» **Objective**: Compile every line that includes the word "amis".

:: Exercise material ::

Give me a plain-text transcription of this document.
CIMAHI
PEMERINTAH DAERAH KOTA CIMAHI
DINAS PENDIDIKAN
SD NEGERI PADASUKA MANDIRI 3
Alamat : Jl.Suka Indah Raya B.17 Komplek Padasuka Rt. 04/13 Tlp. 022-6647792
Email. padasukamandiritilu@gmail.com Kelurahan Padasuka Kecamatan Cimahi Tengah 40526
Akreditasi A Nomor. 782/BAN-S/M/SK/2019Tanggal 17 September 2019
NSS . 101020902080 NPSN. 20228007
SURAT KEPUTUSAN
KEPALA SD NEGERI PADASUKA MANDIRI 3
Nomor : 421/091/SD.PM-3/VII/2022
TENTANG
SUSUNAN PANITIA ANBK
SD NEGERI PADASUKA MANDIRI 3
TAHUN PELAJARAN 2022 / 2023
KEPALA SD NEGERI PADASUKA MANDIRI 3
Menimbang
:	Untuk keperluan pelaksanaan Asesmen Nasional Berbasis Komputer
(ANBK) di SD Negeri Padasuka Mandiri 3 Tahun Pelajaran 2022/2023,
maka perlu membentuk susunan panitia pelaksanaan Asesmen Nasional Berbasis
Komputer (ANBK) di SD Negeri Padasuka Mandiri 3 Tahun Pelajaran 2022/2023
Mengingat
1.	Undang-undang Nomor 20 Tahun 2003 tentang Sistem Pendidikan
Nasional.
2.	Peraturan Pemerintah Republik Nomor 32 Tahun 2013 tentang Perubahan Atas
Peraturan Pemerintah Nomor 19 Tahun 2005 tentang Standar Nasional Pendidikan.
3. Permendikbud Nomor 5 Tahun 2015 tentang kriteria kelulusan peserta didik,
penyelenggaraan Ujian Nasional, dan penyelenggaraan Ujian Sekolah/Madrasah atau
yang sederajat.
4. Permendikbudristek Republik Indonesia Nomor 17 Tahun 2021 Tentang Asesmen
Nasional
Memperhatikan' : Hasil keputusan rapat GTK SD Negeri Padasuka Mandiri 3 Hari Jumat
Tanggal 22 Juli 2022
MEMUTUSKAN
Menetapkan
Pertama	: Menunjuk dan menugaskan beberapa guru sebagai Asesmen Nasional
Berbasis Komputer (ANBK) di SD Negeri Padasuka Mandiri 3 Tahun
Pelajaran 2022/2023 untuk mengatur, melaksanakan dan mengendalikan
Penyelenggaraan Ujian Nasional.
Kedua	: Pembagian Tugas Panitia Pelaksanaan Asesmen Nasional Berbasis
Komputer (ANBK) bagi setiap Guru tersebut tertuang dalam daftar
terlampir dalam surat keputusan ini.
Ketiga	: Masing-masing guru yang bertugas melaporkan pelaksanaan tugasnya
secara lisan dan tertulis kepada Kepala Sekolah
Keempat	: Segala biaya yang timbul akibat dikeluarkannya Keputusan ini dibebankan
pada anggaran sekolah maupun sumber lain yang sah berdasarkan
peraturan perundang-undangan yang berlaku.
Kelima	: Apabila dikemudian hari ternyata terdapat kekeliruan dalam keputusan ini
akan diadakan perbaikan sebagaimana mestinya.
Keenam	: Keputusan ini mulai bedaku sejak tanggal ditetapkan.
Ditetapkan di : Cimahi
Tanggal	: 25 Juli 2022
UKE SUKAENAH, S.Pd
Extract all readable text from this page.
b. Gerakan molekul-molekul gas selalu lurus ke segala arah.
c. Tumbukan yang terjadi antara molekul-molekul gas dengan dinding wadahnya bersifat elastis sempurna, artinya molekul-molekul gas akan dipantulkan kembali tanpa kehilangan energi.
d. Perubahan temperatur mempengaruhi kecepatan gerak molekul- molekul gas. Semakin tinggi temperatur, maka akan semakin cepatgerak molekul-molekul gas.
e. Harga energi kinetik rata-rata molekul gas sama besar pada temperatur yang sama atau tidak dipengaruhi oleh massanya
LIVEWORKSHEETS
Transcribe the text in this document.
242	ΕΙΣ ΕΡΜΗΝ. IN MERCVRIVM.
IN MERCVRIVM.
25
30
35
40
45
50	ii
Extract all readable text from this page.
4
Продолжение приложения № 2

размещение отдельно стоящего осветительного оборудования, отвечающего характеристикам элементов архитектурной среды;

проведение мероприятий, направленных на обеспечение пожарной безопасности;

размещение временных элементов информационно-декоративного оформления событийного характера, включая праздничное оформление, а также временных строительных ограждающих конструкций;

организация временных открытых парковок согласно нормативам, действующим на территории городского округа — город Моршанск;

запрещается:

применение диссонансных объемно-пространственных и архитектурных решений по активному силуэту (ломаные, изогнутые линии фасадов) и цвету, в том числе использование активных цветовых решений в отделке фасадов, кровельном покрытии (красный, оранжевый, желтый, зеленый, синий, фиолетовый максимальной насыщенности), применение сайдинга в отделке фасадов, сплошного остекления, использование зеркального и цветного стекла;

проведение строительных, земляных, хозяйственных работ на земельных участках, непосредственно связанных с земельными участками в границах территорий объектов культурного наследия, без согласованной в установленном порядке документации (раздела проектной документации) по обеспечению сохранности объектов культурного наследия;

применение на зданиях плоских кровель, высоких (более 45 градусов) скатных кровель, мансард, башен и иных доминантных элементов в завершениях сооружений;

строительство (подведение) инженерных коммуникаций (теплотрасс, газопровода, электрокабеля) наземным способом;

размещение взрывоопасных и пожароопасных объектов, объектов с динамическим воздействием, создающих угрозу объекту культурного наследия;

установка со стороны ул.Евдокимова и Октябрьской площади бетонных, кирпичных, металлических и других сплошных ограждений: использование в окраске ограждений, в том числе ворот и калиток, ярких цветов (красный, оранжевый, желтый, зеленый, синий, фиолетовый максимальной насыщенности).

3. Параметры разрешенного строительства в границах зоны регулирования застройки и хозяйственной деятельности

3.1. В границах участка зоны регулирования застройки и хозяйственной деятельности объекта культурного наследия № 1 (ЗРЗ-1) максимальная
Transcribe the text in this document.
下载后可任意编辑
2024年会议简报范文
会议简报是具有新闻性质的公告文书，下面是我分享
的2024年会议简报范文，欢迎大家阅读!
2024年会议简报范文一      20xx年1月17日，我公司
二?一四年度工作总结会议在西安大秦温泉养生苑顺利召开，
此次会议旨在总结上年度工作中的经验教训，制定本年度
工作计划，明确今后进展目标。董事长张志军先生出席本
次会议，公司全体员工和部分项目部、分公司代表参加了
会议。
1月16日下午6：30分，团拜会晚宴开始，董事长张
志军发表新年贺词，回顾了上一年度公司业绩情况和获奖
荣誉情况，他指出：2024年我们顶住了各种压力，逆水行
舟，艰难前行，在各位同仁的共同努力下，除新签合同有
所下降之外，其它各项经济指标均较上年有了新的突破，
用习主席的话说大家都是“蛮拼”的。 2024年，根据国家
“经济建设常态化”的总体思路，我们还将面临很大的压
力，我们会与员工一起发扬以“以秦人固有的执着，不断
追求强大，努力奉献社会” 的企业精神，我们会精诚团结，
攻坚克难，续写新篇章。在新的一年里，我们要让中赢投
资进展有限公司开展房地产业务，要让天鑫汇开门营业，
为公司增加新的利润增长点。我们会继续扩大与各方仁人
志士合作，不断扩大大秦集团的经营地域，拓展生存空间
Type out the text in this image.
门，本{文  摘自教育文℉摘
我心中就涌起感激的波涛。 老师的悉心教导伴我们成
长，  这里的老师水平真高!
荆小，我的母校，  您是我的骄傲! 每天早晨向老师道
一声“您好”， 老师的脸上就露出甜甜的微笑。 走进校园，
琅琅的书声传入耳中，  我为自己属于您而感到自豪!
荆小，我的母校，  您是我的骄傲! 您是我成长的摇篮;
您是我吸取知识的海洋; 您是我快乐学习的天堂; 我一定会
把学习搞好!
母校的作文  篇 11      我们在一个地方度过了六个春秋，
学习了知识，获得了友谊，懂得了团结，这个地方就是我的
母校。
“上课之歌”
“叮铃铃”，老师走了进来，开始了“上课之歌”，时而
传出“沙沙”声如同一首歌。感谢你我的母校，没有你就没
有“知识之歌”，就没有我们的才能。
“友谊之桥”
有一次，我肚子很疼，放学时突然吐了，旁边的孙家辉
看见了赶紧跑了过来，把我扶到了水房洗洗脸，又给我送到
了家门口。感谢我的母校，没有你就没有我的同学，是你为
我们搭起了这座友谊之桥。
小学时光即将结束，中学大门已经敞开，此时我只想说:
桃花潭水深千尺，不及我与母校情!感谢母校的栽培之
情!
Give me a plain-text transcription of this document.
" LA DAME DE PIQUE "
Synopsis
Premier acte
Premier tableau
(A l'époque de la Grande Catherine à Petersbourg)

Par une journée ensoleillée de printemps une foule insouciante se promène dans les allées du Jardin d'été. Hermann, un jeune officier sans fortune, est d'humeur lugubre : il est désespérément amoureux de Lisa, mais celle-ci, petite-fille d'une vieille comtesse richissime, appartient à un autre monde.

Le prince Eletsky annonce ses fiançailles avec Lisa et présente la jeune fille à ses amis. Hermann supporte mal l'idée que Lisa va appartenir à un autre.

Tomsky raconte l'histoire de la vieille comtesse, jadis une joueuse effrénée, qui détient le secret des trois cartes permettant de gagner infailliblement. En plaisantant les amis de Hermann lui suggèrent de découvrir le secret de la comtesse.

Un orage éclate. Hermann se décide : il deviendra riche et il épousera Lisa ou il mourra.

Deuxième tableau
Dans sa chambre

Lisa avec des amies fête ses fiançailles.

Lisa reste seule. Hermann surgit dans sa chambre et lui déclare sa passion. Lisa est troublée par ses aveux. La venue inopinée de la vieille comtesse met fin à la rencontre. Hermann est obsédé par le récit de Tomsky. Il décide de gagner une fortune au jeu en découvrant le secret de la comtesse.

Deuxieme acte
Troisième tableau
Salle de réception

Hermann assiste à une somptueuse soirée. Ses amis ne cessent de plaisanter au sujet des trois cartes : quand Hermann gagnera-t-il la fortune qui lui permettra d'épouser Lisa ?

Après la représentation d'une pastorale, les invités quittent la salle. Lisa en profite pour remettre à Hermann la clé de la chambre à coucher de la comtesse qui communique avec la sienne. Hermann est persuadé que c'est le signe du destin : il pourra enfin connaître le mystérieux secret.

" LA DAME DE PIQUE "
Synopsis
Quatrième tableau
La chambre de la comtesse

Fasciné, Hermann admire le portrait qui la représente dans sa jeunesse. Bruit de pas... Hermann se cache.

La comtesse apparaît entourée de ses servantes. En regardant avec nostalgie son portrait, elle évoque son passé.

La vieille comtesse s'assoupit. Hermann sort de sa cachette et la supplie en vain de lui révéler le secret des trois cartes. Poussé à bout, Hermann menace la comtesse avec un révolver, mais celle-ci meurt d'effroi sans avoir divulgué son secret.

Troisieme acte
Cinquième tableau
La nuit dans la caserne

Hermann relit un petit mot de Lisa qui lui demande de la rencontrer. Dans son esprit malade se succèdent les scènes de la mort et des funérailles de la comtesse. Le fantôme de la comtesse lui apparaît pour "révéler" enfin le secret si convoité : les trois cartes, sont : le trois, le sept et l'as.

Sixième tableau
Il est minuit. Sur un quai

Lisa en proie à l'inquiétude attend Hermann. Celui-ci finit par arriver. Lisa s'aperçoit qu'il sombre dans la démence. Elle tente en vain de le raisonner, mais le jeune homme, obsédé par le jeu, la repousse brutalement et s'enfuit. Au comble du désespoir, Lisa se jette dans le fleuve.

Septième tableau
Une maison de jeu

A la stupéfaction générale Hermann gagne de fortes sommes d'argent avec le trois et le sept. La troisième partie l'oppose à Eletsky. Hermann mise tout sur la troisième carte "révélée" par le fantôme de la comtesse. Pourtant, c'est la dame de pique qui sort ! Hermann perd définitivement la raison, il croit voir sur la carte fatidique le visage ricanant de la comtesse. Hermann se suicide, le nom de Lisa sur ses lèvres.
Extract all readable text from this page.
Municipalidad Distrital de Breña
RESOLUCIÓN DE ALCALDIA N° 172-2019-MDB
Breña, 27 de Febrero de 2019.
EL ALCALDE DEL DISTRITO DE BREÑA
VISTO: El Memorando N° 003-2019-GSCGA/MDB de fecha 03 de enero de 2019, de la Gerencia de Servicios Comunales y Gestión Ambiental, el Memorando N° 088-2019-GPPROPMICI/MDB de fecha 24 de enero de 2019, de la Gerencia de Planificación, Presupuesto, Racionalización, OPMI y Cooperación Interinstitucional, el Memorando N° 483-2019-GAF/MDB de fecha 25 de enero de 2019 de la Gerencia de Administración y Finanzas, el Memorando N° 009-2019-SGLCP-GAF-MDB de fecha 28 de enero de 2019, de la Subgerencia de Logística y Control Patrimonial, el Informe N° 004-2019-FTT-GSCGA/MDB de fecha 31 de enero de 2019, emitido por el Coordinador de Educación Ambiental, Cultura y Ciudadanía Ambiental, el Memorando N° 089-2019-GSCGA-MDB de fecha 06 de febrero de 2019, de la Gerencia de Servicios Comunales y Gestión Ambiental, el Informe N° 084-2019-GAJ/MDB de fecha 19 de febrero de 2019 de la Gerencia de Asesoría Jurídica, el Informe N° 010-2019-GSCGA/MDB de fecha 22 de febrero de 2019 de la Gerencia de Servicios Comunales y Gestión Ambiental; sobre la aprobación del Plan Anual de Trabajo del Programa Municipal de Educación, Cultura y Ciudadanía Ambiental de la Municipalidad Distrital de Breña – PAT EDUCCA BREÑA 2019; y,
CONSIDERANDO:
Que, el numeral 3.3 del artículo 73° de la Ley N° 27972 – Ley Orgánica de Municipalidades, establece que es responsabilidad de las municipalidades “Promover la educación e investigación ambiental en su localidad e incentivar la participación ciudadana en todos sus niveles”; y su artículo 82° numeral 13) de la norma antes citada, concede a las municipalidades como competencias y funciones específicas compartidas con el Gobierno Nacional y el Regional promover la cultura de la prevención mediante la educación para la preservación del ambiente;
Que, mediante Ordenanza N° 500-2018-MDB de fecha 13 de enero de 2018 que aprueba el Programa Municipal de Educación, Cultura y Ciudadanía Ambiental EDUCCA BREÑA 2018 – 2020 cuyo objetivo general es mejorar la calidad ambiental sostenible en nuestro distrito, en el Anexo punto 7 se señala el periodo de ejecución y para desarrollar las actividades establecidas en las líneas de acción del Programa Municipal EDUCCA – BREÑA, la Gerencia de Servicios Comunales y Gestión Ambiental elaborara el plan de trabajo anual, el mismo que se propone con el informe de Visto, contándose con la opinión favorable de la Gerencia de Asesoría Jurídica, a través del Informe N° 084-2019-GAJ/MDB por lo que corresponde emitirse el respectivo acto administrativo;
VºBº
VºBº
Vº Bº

:::

» **Task response**:
Le prince Eletsky annonce ses fiançailles avec Lisa et présente la jeune fille à ses amis. Hermann supporte mal l'idée que Lisa va appartenir à un autre.
Tomsky raconte l'histoire de la vieille comtesse, jadis une joueuse effrénée, qui détient le secret des trois cartes permettant de gagner infailliblement. En plaisantant les amis de Hermann lui suggèrent de découvrir le secret de la comtesse.
Hermann assiste à une somptueuse soirée. Ses amis ne cessent de plaisanter au sujet des trois cartes : quand Hermann gagnera-t-il la fortune qui lui permettra d'épouser Lisa ?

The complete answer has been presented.